## START Selected excerpt

"God wars" (my last dread desert tale, promise)
Posted: February 17th, 2010, 5:26 pm
(from the mind catacombs of all that residual motelin' stuff, part of the ongoing channel)...
Nothing but rock and sky, a lucid and fierce light, drenched in dry heat and roots. Jah dread has a foothold in mountain rhythms, exploded in rare reverberations, interior thunder, turned low to fill expanse, bathe it in desolation, ricochet off mesas, a pulse blown open, transfigured and drifting. Hard to believe it came from the tropics of mother ocean. Reggae is a little trivial beside blown dub deconstructions. Reggae—the bouncy stuff they play at Beach Casino at happy hour, with plastic props in festive, pink-ish cocktails. Dub is in the wilderness and grinding bedrock, the heat and grit of this place, far side of radiance, the lost tribes.
In 2001 AD a God war flared up. We hadn’t seen a big one since the Fourteenth Century or so. Television piped in the new reality, the bluish pale seep through windows spreading into every inhabitable corner of the place, creeping higher on the hills. Within days, even hours, history books began to record it. The One True God hurled a thunderbolt at another One True God, which is to say, agents of the former steered jumbo jets laden with huge tanks full of fuel into skyscrapers of the latter, which fell down in a terrifying, twisted pile of obscenity, as the One True God willed it no doubt. You don’t need “evil” to describe such physics, only failure, done of sentient free will. And detachment. Meanwhile the stricken One True God was on every screen, a rumbling volcano.
You never saw so many men of God so profoundly agitated. Or serene. It was prophecy—no need for despair. Too early to tell if it brings trumpets and earthquakes and horsemen. It was spit and bile, smoke and vengeance. At once. Eighteen Saudi outlaws armed with box cutters and a deific death wish managed to sneak on board a couple of jets and grab the wheel, at least by the account of glowing screens and barking heads, and with results so traumatically apocalyptic, so utterly and thoroughly and efficiently destructive, that this unseen, villainous band of unconscious rogues could hardly have dreamed it. The fact that we’d surely send legions of troops fitted with our own much more terrible and sophisticated and surreal weapons of mass destruction to invade blazing Muslim ghettos and profligate oil regimes (no doubt unrelated to the act), with no clue about the culture or what to do after the tanks rolled into the center of town, into Biblical inferno as these things tend to go, was presumed to somehow satisfy or comfort us. It did. George the Second rallied his flock, mumbled something about the other One True God’s “religion of peace,” and turned the dogs loose.
The people in the air, up there with God, wanted only to ride their sheet metal pony to LA—an expensive ticket, though far less taxing than the prospect of hooves or wheels. Sixty years ago everything accelerated madly—techno and babies, trans-global warfare and commerce (usually inseparable), and travel as well. Huxley figured we’d fly on rockets by now—to fit his ideas of narcotic instant gratification as a means of control? The more ponderous and bulbous jumbo jet is the proven postmodern pony however, though a jet journey only vaguely resembles travel. You barely see earth, a few hazy bumps slinking by, detached. On a rocket you’d be free of landmarks entirely, only a brown blue emerald blur in the window, if a rocket had windows. Barely time enough for a drink. Bound for LA, pick the olive out of your martini, stir it a little, and you’re in Tokyo. Save the rockets for space. Or war. As for our sheet metal pony, our benefactor of crisscross, it hit as nightmarish realization that our trusted pony could be used as such an abominable weapon against us. We could never see it the same.

## END Selected excerpt
## START Material provided

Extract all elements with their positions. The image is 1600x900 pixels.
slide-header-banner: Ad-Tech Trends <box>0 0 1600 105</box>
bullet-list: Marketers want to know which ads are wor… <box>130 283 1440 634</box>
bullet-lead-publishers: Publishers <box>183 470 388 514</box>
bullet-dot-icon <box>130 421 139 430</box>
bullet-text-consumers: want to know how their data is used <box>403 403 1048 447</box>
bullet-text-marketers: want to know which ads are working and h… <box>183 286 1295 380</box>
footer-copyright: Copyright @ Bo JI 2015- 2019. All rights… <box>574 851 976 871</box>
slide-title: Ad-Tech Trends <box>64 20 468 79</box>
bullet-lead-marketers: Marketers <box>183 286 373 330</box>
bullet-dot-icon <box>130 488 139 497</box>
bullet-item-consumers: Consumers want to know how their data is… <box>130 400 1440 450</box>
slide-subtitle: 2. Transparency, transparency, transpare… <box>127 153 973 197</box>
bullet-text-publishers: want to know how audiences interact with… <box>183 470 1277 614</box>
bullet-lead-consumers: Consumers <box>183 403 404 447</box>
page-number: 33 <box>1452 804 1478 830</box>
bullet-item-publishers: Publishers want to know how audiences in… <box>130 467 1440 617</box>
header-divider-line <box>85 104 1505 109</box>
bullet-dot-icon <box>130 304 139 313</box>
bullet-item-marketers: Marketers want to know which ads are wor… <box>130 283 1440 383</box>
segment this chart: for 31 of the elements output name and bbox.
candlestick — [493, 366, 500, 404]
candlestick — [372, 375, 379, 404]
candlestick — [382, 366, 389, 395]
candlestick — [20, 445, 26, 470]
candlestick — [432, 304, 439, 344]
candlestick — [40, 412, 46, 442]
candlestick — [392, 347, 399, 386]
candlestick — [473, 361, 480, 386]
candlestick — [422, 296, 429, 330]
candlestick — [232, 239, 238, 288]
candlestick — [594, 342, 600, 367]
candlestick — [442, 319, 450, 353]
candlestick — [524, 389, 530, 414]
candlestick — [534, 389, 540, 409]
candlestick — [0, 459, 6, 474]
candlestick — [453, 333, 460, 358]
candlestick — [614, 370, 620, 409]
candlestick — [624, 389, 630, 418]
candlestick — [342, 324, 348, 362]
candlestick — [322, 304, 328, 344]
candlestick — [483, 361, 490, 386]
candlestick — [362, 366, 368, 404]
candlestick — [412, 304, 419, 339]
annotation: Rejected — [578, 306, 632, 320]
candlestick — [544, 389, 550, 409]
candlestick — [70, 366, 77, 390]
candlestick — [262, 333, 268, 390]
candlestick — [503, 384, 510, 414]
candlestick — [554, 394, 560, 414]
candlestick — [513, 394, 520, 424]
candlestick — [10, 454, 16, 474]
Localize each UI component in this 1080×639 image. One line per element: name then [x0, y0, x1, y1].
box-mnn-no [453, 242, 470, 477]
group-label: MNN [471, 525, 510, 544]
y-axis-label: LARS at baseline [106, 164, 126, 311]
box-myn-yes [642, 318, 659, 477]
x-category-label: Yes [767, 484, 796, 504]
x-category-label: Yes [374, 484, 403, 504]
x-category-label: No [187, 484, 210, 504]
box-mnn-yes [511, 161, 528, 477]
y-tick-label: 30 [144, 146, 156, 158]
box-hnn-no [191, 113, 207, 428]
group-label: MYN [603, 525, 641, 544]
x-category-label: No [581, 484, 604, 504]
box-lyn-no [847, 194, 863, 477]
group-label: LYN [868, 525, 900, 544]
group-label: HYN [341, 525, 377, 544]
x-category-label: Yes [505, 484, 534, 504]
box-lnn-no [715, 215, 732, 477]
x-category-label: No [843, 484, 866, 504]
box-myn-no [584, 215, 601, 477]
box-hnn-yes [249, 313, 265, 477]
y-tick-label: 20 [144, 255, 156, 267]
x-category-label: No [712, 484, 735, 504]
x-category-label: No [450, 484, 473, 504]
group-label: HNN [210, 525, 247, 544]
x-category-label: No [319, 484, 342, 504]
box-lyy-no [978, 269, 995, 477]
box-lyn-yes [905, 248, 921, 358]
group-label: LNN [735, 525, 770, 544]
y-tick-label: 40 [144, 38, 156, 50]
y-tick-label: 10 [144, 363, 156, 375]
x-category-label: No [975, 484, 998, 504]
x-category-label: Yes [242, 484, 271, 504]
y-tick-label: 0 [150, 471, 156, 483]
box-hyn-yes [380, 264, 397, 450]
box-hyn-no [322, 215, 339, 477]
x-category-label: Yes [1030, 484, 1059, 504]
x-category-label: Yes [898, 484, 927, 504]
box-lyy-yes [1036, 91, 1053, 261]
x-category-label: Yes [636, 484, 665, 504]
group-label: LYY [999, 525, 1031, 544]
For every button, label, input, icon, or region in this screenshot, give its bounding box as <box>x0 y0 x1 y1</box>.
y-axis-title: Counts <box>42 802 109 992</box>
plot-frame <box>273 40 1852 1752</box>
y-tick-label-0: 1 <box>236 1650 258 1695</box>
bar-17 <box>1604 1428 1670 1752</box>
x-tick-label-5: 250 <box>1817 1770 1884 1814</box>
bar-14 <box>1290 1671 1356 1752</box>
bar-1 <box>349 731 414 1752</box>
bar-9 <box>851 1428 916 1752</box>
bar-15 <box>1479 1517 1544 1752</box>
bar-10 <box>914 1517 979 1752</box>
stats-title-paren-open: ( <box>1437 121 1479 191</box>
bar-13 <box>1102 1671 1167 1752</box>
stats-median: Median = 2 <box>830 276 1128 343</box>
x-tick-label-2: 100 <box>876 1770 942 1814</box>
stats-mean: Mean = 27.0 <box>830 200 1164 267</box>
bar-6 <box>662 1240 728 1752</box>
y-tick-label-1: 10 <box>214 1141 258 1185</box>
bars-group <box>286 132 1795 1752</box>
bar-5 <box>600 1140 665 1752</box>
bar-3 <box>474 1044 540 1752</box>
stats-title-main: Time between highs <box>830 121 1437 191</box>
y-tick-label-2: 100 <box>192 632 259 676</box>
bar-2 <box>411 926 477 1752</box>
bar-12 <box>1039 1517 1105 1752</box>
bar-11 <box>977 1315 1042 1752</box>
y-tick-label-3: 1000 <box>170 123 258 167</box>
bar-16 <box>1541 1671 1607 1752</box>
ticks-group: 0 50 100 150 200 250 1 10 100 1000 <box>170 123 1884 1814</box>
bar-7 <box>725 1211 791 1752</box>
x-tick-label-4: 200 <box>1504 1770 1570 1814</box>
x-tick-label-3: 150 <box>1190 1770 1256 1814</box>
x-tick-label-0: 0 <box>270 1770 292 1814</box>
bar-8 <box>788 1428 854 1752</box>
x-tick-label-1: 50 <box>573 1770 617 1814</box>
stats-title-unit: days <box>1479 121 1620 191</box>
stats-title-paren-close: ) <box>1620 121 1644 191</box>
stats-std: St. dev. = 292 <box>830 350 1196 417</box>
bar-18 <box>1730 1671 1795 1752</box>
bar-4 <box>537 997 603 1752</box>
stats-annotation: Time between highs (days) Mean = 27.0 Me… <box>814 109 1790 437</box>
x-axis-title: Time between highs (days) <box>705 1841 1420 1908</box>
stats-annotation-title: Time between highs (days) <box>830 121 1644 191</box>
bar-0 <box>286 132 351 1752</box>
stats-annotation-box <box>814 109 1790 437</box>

## END Material provided

Say whether each statement agrees with the post about the "God wars," answering yes or no and quoting the post's deciding words exactly: 1. Reggae seems a little trivial next to dub deconstructions. 2. The hijackers were armed with guns. 3. Huxley expected people would be flying on rockets by now. The rows have no part in this.

1. Yes: "Reggae is a little trivial beside blown dub deconstructions."
2. No: "Eighteen Saudi outlaws armed with box cutters"
3. Yes: "Huxley figured we’d fly on rockets by now"